--- Given data ---

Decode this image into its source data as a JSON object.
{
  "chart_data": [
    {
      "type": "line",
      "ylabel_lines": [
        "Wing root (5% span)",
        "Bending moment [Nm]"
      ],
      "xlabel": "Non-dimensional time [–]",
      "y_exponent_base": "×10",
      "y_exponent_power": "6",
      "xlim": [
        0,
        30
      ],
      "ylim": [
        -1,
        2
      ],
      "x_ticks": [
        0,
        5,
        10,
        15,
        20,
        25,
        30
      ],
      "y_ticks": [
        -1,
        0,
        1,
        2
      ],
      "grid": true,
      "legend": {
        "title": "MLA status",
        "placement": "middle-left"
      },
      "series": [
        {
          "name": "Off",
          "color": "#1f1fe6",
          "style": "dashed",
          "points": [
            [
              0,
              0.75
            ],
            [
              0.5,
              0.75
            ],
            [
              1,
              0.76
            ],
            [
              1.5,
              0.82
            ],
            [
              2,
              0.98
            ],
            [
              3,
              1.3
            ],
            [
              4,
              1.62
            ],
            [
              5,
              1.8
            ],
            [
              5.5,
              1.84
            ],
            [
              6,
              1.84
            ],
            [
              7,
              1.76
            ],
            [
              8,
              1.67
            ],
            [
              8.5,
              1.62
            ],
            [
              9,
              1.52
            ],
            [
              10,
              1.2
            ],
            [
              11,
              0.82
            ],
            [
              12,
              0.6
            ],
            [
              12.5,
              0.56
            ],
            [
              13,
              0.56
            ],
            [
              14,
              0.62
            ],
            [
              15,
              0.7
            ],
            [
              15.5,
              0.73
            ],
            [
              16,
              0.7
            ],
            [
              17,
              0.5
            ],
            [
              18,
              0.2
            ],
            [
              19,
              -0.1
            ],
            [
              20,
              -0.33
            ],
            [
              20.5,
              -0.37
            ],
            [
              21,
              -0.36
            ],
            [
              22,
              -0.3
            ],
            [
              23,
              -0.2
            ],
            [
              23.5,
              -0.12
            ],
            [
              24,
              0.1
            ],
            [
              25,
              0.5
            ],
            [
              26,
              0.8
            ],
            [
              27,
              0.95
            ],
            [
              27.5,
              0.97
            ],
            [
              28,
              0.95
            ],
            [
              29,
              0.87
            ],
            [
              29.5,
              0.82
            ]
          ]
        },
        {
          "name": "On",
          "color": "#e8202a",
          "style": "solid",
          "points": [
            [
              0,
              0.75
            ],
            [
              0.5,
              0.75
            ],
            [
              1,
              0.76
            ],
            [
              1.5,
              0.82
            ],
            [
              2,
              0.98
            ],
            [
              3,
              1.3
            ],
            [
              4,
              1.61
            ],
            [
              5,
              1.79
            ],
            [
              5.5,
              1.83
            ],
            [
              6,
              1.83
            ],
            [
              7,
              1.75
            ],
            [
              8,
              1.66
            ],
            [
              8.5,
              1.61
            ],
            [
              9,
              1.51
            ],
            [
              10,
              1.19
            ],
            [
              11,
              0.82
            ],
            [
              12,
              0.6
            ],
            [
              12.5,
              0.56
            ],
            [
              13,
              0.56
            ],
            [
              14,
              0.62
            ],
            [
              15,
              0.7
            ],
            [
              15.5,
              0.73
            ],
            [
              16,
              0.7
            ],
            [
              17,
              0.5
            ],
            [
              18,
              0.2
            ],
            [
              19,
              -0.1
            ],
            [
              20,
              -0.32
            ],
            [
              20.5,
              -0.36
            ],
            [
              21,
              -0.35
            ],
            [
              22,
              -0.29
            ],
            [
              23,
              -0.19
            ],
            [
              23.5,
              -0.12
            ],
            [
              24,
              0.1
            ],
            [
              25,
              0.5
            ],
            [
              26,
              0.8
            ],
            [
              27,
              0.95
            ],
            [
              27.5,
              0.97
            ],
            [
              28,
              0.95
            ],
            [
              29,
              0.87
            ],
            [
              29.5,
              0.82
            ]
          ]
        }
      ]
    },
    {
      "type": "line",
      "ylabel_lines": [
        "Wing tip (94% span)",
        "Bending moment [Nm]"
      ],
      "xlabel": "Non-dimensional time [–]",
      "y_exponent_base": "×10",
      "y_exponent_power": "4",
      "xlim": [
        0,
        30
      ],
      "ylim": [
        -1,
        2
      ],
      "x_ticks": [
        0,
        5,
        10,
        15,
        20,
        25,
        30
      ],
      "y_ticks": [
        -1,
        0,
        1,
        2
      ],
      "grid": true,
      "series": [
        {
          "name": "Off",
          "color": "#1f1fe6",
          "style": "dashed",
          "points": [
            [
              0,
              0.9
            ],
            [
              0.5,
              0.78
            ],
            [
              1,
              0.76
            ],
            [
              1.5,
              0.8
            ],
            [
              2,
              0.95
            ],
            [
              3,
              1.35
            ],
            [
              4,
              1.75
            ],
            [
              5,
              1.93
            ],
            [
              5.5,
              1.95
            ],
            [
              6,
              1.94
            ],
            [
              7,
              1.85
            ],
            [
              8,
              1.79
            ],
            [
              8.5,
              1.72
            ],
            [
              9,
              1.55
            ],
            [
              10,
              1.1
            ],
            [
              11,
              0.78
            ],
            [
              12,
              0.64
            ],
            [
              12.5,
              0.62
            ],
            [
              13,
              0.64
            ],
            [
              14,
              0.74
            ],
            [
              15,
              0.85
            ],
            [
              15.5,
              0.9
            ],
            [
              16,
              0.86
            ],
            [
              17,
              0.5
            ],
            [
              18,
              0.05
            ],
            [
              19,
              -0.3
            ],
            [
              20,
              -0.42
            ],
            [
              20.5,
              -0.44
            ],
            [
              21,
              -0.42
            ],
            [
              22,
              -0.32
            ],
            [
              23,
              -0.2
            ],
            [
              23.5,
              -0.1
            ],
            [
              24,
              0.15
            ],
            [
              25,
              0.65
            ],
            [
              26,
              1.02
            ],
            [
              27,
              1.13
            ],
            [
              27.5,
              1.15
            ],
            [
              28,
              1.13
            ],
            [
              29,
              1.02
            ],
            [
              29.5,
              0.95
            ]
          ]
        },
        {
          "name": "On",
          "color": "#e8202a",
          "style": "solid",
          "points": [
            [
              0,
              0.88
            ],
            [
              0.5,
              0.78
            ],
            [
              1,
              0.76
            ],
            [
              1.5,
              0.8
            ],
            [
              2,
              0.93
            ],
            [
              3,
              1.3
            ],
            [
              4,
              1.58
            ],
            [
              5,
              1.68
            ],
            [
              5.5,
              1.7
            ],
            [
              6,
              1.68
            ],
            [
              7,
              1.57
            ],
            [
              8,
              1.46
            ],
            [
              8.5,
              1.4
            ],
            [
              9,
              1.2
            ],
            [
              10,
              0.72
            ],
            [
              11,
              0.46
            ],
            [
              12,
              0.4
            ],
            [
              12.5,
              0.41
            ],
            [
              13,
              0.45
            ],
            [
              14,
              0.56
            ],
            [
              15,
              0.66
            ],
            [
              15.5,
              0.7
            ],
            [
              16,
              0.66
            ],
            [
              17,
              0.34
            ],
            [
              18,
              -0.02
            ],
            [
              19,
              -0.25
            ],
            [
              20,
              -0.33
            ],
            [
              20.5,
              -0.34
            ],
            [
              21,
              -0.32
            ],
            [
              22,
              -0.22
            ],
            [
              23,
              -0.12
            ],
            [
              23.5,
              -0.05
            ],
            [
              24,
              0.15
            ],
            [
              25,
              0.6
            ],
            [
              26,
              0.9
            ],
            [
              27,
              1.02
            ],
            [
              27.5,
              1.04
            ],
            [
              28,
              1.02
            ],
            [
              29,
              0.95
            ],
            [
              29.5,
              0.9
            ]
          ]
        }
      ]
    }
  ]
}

---

> **Required task**: Return each entry from the material above exactly as it appears.

> **Finished exercise**:
Decode this image into its source data as a JSON object.
{
  "chart_data": [
    {
      "type": "line",
      "ylabel_lines": [
        "Wing root (5% span)",
        "Bending moment [Nm]"
      ],
      "xlabel": "Non-dimensional time [–]",
      "y_exponent_base": "×10",
      "y_exponent_power": "6",
      "xlim": [
        0,
        30
      ],
      "ylim": [
        -1,
        2
      ],
      "x_ticks": [
        0,
        5,
        10,
        15,
        20,
        25,
        30
      ],
      "y_ticks": [
        -1,
        0,
        1,
        2
      ],
      "grid": true,
      "legend": {
        "title": "MLA status",
        "placement": "middle-left"
      },
      "series": [
        {
          "name": "Off",
          "color": "#1f1fe6",
          "style": "dashed",
          "points": [
            [
              0,
              0.75
            ],
            [
              0.5,
              0.75
            ],
            [
              1,
              0.76
            ],
            [
              1.5,
              0.82
            ],
            [
              2,
              0.98
            ],
            [
              3,
              1.3
            ],
            [
              4,
              1.62
            ],
            [
              5,
              1.8
            ],
            [
              5.5,
              1.84
            ],
            [
              6,
              1.84
            ],
            [
              7,
              1.76
            ],
            [
              8,
              1.67
            ],
            [
              8.5,
              1.62
            ],
            [
              9,
              1.52
            ],
            [
              10,
              1.2
            ],
            [
              11,
              0.82
            ],
            [
              12,
              0.6
            ],
            [
              12.5,
              0.56
            ],
            [
              13,
              0.56
            ],
            [
              14,
              0.62
            ],
            [
              15,
              0.7
            ],
            [
              15.5,
              0.73
            ],
            [
              16,
              0.7
            ],
            [
              17,
              0.5
            ],
            [
              18,
              0.2
            ],
            [
              19,
              -0.1
            ],
            [
              20,
              -0.33
            ],
            [
              20.5,
              -0.37
            ],
            [
              21,
              -0.36
            ],
            [
              22,
              -0.3
            ],
            [
              23,
              -0.2
            ],
            [
              23.5,
              -0.12
            ],
            [
              24,
              0.1
            ],
            [
              25,
              0.5
            ],
            [
              26,
              0.8
            ],
            [
              27,
              0.95
            ],
            [
              27.5,
              0.97
            ],
            [
              28,
              0.95
            ],
            [
              29,
              0.87
            ],
            [
              29.5,
              0.82
            ]
          ]
        },
        {
          "name": "On",
          "color": "#e8202a",
          "style": "solid",
          "points": [
            [
              0,
              0.75
            ],
            [
              0.5,
              0.75
            ],
            [
              1,
              0.76
            ],
            [
              1.5,
              0.82
            ],
            [
              2,
              0.98
            ],
            [
              3,
              1.3
            ],
            [
              4,
              1.61
            ],
            [
              5,
              1.79
            ],
            [
              5.5,
              1.83
            ],
            [
              6,
              1.83
            ],
            [
              7,
              1.75
            ],
            [
              8,
              1.66
            ],
            [
              8.5,
              1.61
            ],
            [
              9,
              1.51
            ],
            [
              10,
              1.19
            ],
            [
              11,
              0.82
            ],
            [
              12,
              0.6
            ],
            [
              12.5,
              0.56
            ],
            [
              13,
              0.56
            ],
            [
              14,
              0.62
            ],
            [
              15,
              0.7
            ],
            [
              15.5,
              0.73
            ],
            [
              16,
              0.7
            ],
            [
              17,
              0.5
            ],
            [
              18,
              0.2
            ],
            [
              19,
              -0.1
            ],
            [
              20,
              -0.32
            ],
            [
              20.5,
              -0.36
            ],
            [
              21,
              -0.35
            ],
            [
              22,
              -0.29
            ],
            [
              23,
              -0.19
            ],
            [
              23.5,
              -0.12
            ],
            [
              24,
              0.1
            ],
            [
              25,
              0.5
            ],
            [
              26,
              0.8
            ],
            [
              27,
              0.95
            ],
            [
              27.5,
              0.97
            ],
            [
              28,
              0.95
            ],
            [
              29,
              0.87
            ],
            [
              29.5,
              0.82
            ]
          ]
        }
      ]
    },
    {
      "type": "line",
      "ylabel_lines": [
        "Wing tip (94% span)",
        "Bending moment [Nm]"
      ],
      "xlabel": "Non-dimensional time [–]",
      "y_exponent_base": "×10",
      "y_exponent_power": "4",
      "xlim": [
        0,
        30
      ],
      "ylim": [
        -1,
        2
      ],
      "x_ticks": [
        0,
        5,
        10,
        15,
        20,
        25,
        30
      ],
      "y_ticks": [
        -1,
        0,
        1,
        2
      ],
      "grid": true,
      "series": [
        {
          "name": "Off",
          "color": "#1f1fe6",
          "style": "dashed",
          "points": [
            [
              0,
              0.9
            ],
            [
              0.5,
              0.78
            ],
            [
              1,
              0.76
            ],
            [
              1.5,
              0.8
            ],
            [
              2,
              0.95
            ],
            [
              3,
              1.35
            ],
            [
              4,
              1.75
            ],
            [
              5,
              1.93
            ],
            [
              5.5,
              1.95
            ],
            [
              6,
              1.94
            ],
            [
              7,
              1.85
            ],
            [
              8,
              1.79
            ],
            [
              8.5,
              1.72
            ],
            [
              9,
              1.55
            ],
            [
              10,
              1.1
            ],
            [
              11,
              0.78
            ],
            [
              12,
              0.64
            ],
            [
              12.5,
              0.62
            ],
            [
              13,
              0.64
            ],
            [
              14,
              0.74
            ],
            [
              15,
              0.85
            ],
            [
              15.5,
              0.9
            ],
            [
              16,
              0.86
            ],
            [
              17,
              0.5
            ],
            [
              18,
              0.05
            ],
            [
              19,
              -0.3
            ],
            [
              20,
              -0.42
            ],
            [
              20.5,
              -0.44
            ],
            [
              21,
              -0.42
            ],
            [
              22,
              -0.32
            ],
            [
              23,
              -0.2
            ],
            [
              23.5,
              -0.1
            ],
            [
              24,
              0.15
            ],
            [
              25,
              0.65
            ],
            [
              26,
              1.02
            ],
            [
              27,
              1.13
            ],
            [
              27.5,
              1.15
            ],
            [
              28,
              1.13
            ],
            [
              29,
              1.02
            ],
            [
              29.5,
              0.95
            ]
          ]
        },
        {
          "name": "On",
          "color": "#e8202a",
          "style": "solid",
          "points": [
            [
              0,
              0.88
            ],
            [
              0.5,
              0.78
            ],
            [
              1,
              0.76
            ],
            [
              1.5,
              0.8
            ],
            [
              2,
              0.93
            ],
            [
              3,
              1.3
            ],
            [
              4,
              1.58
            ],
            [
              5,
              1.68
            ],
            [
              5.5,
              1.7
            ],
            [
              6,
              1.68
            ],
            [
              7,
              1.57
            ],
            [
              8,
              1.46
            ],
            [
              8.5,
              1.4
            ],
            [
              9,
              1.2
            ],
            [
              10,
              0.72
            ],
            [
              11,
              0.46
            ],
            [
              12,
              0.4
            ],
            [
              12.5,
              0.41
            ],
            [
              13,
              0.45
            ],
            [
              14,
              0.56
            ],
            [
              15,
              0.66
            ],
            [
              15.5,
              0.7
            ],
            [
              16,
              0.66
            ],
            [
              17,
              0.34
            ],
            [
              18,
              -0.02
            ],
            [
              19,
              -0.25
            ],
            [
              20,
              -0.33
            ],
            [
              20.5,
              -0.34
            ],
            [
              21,
              -0.32
            ],
            [
              22,
              -0.22
            ],
            [
              23,
              -0.12
            ],
            [
              23.5,
              -0.05
            ],
            [
              24,
              0.15
            ],
            [
              25,
              0.6
            ],
            [
              26,
              0.9
            ],
            [
              27,
              1.02
            ],
            [
              27.5,
              1.04
            ],
            [
              28,
              1.02
            ],
            [
              29,
              0.95
            ],
            [
              29.5,
              0.9
            ]
          ]
        }
      ]
    }
  ]
}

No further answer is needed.